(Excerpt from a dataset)
⟨

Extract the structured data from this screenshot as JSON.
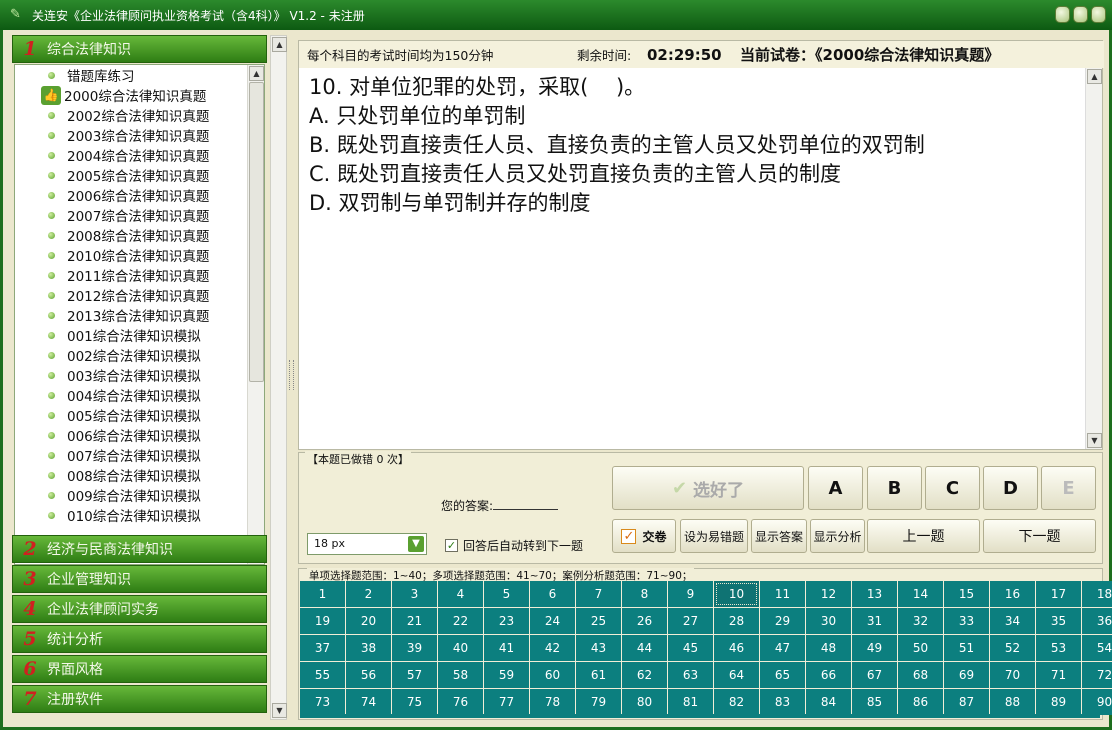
{
  "window": {
    "title": "关连安《企业法律顾问执业资格考试（含4科）》 V1.2 - 未注册"
  },
  "sidebar": {
    "categories": [
      {
        "num": "1",
        "label": "综合法律知识"
      },
      {
        "num": "2",
        "label": "经济与民商法律知识"
      },
      {
        "num": "3",
        "label": "企业管理知识"
      },
      {
        "num": "4",
        "label": "企业法律顾问实务"
      },
      {
        "num": "5",
        "label": "统计分析"
      },
      {
        "num": "6",
        "label": "界面风格"
      },
      {
        "num": "7",
        "label": "注册软件"
      }
    ],
    "tree_items": [
      "错题库练习",
      "2000综合法律知识真题",
      "2002综合法律知识真题",
      "2003综合法律知识真题",
      "2004综合法律知识真题",
      "2005综合法律知识真题",
      "2006综合法律知识真题",
      "2007综合法律知识真题",
      "2008综合法律知识真题",
      "2010综合法律知识真题",
      "2011综合法律知识真题",
      "2012综合法律知识真题",
      "2013综合法律知识真题",
      "001综合法律知识模拟",
      "002综合法律知识模拟",
      "003综合法律知识模拟",
      "004综合法律知识模拟",
      "005综合法律知识模拟",
      "006综合法律知识模拟",
      "007综合法律知识模拟",
      "008综合法律知识模拟",
      "009综合法律知识模拟",
      "010综合法律知识模拟"
    ],
    "selected_index": 1
  },
  "exam": {
    "time_note": "每个科目的考试时间均为150分钟",
    "remaining_label": "剩余时间:",
    "remaining_time": "02:29:50",
    "paper_label": "当前试卷：",
    "paper_name": "《2000综合法律知识真题》"
  },
  "question": {
    "stem": "10. 对单位犯罪的处罚，采取(　 )。",
    "options": [
      "A. 只处罚单位的单罚制",
      "B. 既处罚直接责任人员、直接负责的主管人员又处罚单位的双罚制",
      "C. 既处罚直接责任人员又处罚直接负责的主管人员的制度",
      "D. 双罚制与单罚制并存的制度"
    ]
  },
  "controls": {
    "wrong_count_legend": "【本题已做错 0 次】",
    "your_answer_label": "您的答案:",
    "font_size_value": "18 px",
    "auto_next_label": "回答后自动转到下一题",
    "auto_next_checked": true,
    "confirm_label": "选好了",
    "choice_buttons": [
      "A",
      "B",
      "C",
      "D",
      "E"
    ],
    "submit_label": "交卷",
    "mark_wrong_label": "设为易错题",
    "show_answer_label": "显示答案",
    "show_analysis_label": "显示分析",
    "prev_label": "上一题",
    "next_label": "下一题"
  },
  "navigator": {
    "legend": "单项选择题范围：1~40；多项选择题范围：41~70；案例分析题范围：71~90；",
    "count": 90,
    "current": 10
  }
}
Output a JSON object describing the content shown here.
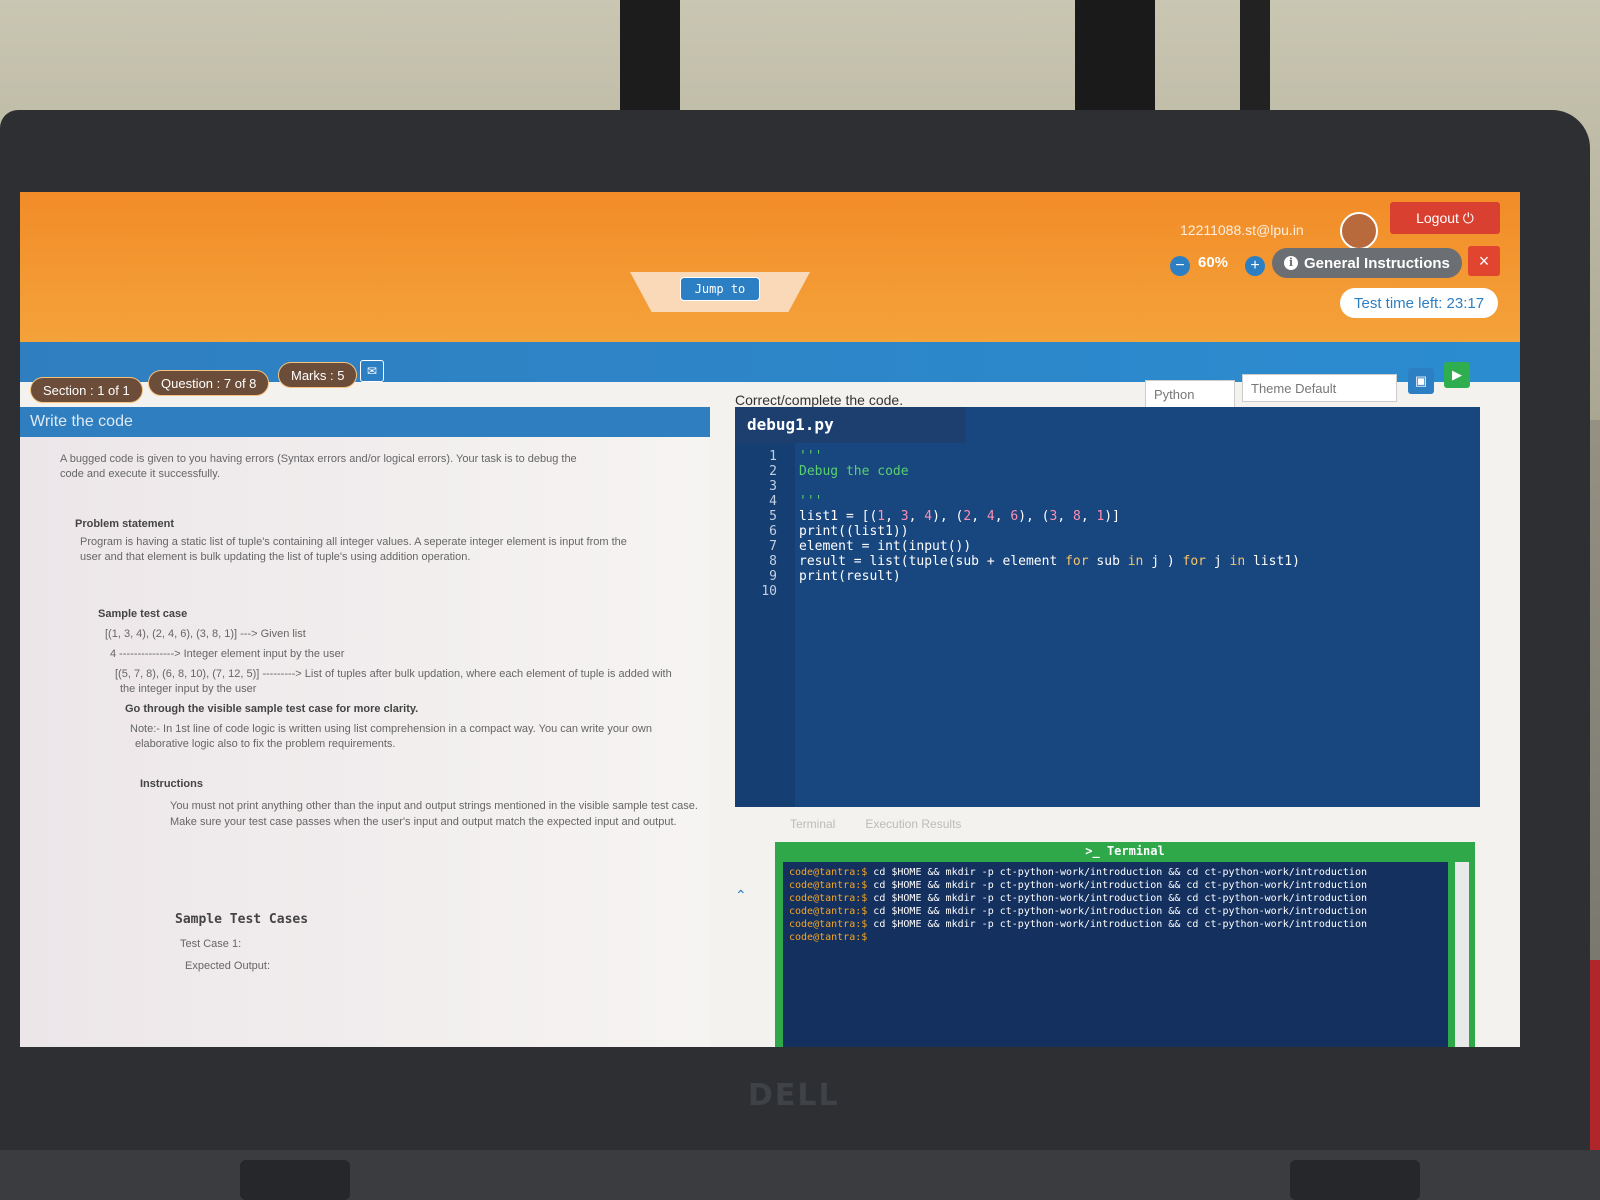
{
  "header": {
    "jump_label": "Jump to",
    "user_email": "12211088.st@lpu.in",
    "logout_label": "Logout ⏻",
    "zoom_out_symbol": "−",
    "zoom_level": "60%",
    "zoom_in_symbol": "+",
    "general_instructions_label": "General Instructions",
    "close_symbol": "×",
    "timer_text": "Test time left: 23:17"
  },
  "info_bar": {
    "section": "Section : 1 of 1",
    "question": "Question : 7 of 8",
    "marks": "Marks : 5"
  },
  "problem": {
    "title": "Write the code",
    "intro_line1": "A bugged code is given to you having errors (Syntax errors and/or logical errors). Your task is to debug the",
    "intro_line2": "code and execute it successfully.",
    "statement_heading": "Problem statement",
    "statement_line1": "Program is having a static list of tuple's containing all integer values. A seperate integer element is input from the",
    "statement_line2": "user and that element is bulk updating the list of tuple's using addition operation.",
    "sample_heading": "Sample test case",
    "sample_line1": "[(1, 3, 4), (2, 4, 6), (3, 8, 1)] ---> Given list",
    "sample_line2": "4 ---------------> Integer element input by the user",
    "sample_line3": "[(5, 7, 8), (6, 8, 10), (7, 12, 5)] ---------> List of tuples after bulk updation, where each element of tuple is added with",
    "sample_line4": "the integer input by the user",
    "visible_hint": "Go through the visible sample test case for more clarity.",
    "note_line1": "Note:- In 1st line of code logic is written using list comprehension in a compact way. You can write your own",
    "note_line2": "elaborative logic also to fix the problem requirements.",
    "instructions_heading": "Instructions",
    "instruction_1": "You must not print anything other than the input and output strings mentioned in the visible sample test case.",
    "instruction_2": "Make sure your test case passes when the user's input and output match the expected input and output.",
    "sample_cases_heading": "Sample Test Cases",
    "test_case_label": "Test Case 1:",
    "expected_output_label": "Expected Output:"
  },
  "editor": {
    "prompt": "Correct/complete the code.",
    "language": "Python",
    "theme": "Theme Default",
    "file_name": "debug1.py",
    "save_icon": "▣",
    "run_icon": "▶",
    "lines": [
      {
        "n": "1",
        "text": "'''"
      },
      {
        "n": "2",
        "text": "Debug the code"
      },
      {
        "n": "3",
        "text": ""
      },
      {
        "n": "4",
        "text": "'''"
      },
      {
        "n": "5",
        "text": "list1 = [(1, 3, 4), (2, 4, 6), (3, 8, 1)]"
      },
      {
        "n": "6",
        "text": "print((list1))"
      },
      {
        "n": "7",
        "text": "element = int(input())"
      },
      {
        "n": "8",
        "text": "result = list(tuple(sub + element for sub in j ) for j in list1)"
      },
      {
        "n": "9",
        "text": "print(result)"
      },
      {
        "n": "10",
        "text": ""
      }
    ]
  },
  "output_tabs": {
    "terminal_tab": "Terminal",
    "results_tab": "Execution Results"
  },
  "terminal": {
    "title": "Terminal",
    "icon": ">_",
    "prompt": "code@tantra:$",
    "command": "cd $HOME && mkdir -p ct-python-work/introduction && cd ct-python-work/introduction",
    "repeat_count_visible": 5
  },
  "device": {
    "brand": "DELL"
  }
}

⟩

What needs to be done: Output an exact copy of the material, with the pictures removed.

Output for this exercise:
Extract the structured data from this screenshot as JSON.
{
  "window": {
    "title": "关连安《企业法律顾问执业资格考试（含4科）》 V1.2 - 未注册"
  },
  "sidebar": {
    "categories": [
      {
        "num": "1",
        "label": "综合法律知识"
      },
      {
        "num": "2",
        "label": "经济与民商法律知识"
      },
      {
        "num": "3",
        "label": "企业管理知识"
      },
      {
        "num": "4",
        "label": "企业法律顾问实务"
      },
      {
        "num": "5",
        "label": "统计分析"
      },
      {
        "num": "6",
        "label": "界面风格"
      },
      {
        "num": "7",
        "label": "注册软件"
      }
    ],
    "tree_items": [
      "错题库练习",
      "2000综合法律知识真题",
      "2002综合法律知识真题",
      "2003综合法律知识真题",
      "2004综合法律知识真题",
      "2005综合法律知识真题",
      "2006综合法律知识真题",
      "2007综合法律知识真题",
      "2008综合法律知识真题",
      "2010综合法律知识真题",
      "2011综合法律知识真题",
      "2012综合法律知识真题",
      "2013综合法律知识真题",
      "001综合法律知识模拟",
      "002综合法律知识模拟",
      "003综合法律知识模拟",
      "004综合法律知识模拟",
      "005综合法律知识模拟",
      "006综合法律知识模拟",
      "007综合法律知识模拟",
      "008综合法律知识模拟",
      "009综合法律知识模拟",
      "010综合法律知识模拟"
    ],
    "selected_index": 1
  },
  "exam": {
    "time_note": "每个科目的考试时间均为150分钟",
    "remaining_label": "剩余时间:",
    "remaining_time": "02:29:50",
    "paper_label": "当前试卷：",
    "paper_name": "《2000综合法律知识真题》"
  },
  "question": {
    "stem": "10. 对单位犯罪的处罚，采取(　 )。",
    "options": [
      "A. 只处罚单位的单罚制",
      "B. 既处罚直接责任人员、直接负责的主管人员又处罚单位的双罚制",
      "C. 既处罚直接责任人员又处罚直接负责的主管人员的制度",
      "D. 双罚制与单罚制并存的制度"
    ]
  },
  "controls": {
    "wrong_count_legend": "【本题已做错 0 次】",
    "your_answer_label": "您的答案:",
    "font_size_value": "18 px",
    "auto_next_label": "回答后自动转到下一题",
    "auto_next_checked": true,
    "confirm_label": "选好了",
    "choice_buttons": [
      "A",
      "B",
      "C",
      "D",
      "E"
    ],
    "submit_label": "交卷",
    "mark_wrong_label": "设为易错题",
    "show_answer_label": "显示答案",
    "show_analysis_label": "显示分析",
    "prev_label": "上一题",
    "next_label": "下一题"
  },
  "navigator": {
    "legend": "单项选择题范围：1~40；多项选择题范围：41~70；案例分析题范围：71~90；",
    "count": 90,
    "current": 10
  }
}
Output a JSON object describing the content shown here.
{
  "header": {
    "jump_label": "Jump to",
    "user_email": "12211088.st@lpu.in",
    "logout_label": "Logout ⏻",
    "zoom_out_symbol": "−",
    "zoom_level": "60%",
    "zoom_in_symbol": "+",
    "general_instructions_label": "General Instructions",
    "close_symbol": "×",
    "timer_text": "Test time left: 23:17"
  },
  "info_bar": {
    "section": "Section : 1 of 1",
    "question": "Question : 7 of 8",
    "marks": "Marks : 5"
  },
  "problem": {
    "title": "Write the code",
    "intro_line1": "A bugged code is given to you having errors (Syntax errors and/or logical errors). Your task is to debug the",
    "intro_line2": "code and execute it successfully.",
    "statement_heading": "Problem statement",
    "statement_line1": "Program is having a static list of tuple's containing all integer values. A seperate integer element is input from the",
    "statement_line2": "user and that element is bulk updating the list of tuple's using addition operation.",
    "sample_heading": "Sample test case",
    "sample_line1": "[(1, 3, 4), (2, 4, 6), (3, 8, 1)] ---> Given list",
    "sample_line2": "4 ---------------> Integer element input by the user",
    "sample_line3": "[(5, 7, 8), (6, 8, 10), (7, 12, 5)] ---------> List of tuples after bulk updation, where each element of tuple is added with",
    "sample_line4": "the integer input by the user",
    "visible_hint": "Go through the visible sample test case for more clarity.",
    "note_line1": "Note:- In 1st line of code logic is written using list comprehension in a compact way. You can write your own",
    "note_line2": "elaborative logic also to fix the problem requirements.",
    "instructions_heading": "Instructions",
    "instruction_1": "You must not print anything other than the input and output strings mentioned in the visible sample test case.",
    "instruction_2": "Make sure your test case passes when the user's input and output match the expected input and output.",
    "sample_cases_heading": "Sample Test Cases",
    "test_case_label": "Test Case 1:",
    "expected_output_label": "Expected Output:"
  },
  "editor": {
    "prompt": "Correct/complete the code.",
    "language": "Python",
    "theme": "Theme Default",
    "file_name": "debug1.py",
    "save_icon": "▣",
    "run_icon": "▶",
    "lines": [
      {
        "n": "1",
        "text": "'''"
      },
      {
        "n": "2",
        "text": "Debug the code"
      },
      {
        "n": "3",
        "text": ""
      },
      {
        "n": "4",
        "text": "'''"
      },
      {
        "n": "5",
        "text": "list1 = [(1, 3, 4), (2, 4, 6), (3, 8, 1)]"
      },
      {
        "n": "6",
        "text": "print((list1))"
      },
      {
        "n": "7",
        "text": "element = int(input())"
      },
      {
        "n": "8",
        "text": "result = list(tuple(sub + element for sub in j ) for j in list1)"
      },
      {
        "n": "9",
        "text": "print(result)"
      },
      {
        "n": "10",
        "text": ""
      }
    ]
  },
  "output_tabs": {
    "terminal_tab": "Terminal",
    "results_tab": "Execution Results"
  },
  "terminal": {
    "title": "Terminal",
    "icon": ">_",
    "prompt": "code@tantra:$",
    "command": "cd $HOME && mkdir -p ct-python-work/introduction && cd ct-python-work/introduction",
    "repeat_count_visible": 5
  },
  "device": {
    "brand": "DELL"
  }
}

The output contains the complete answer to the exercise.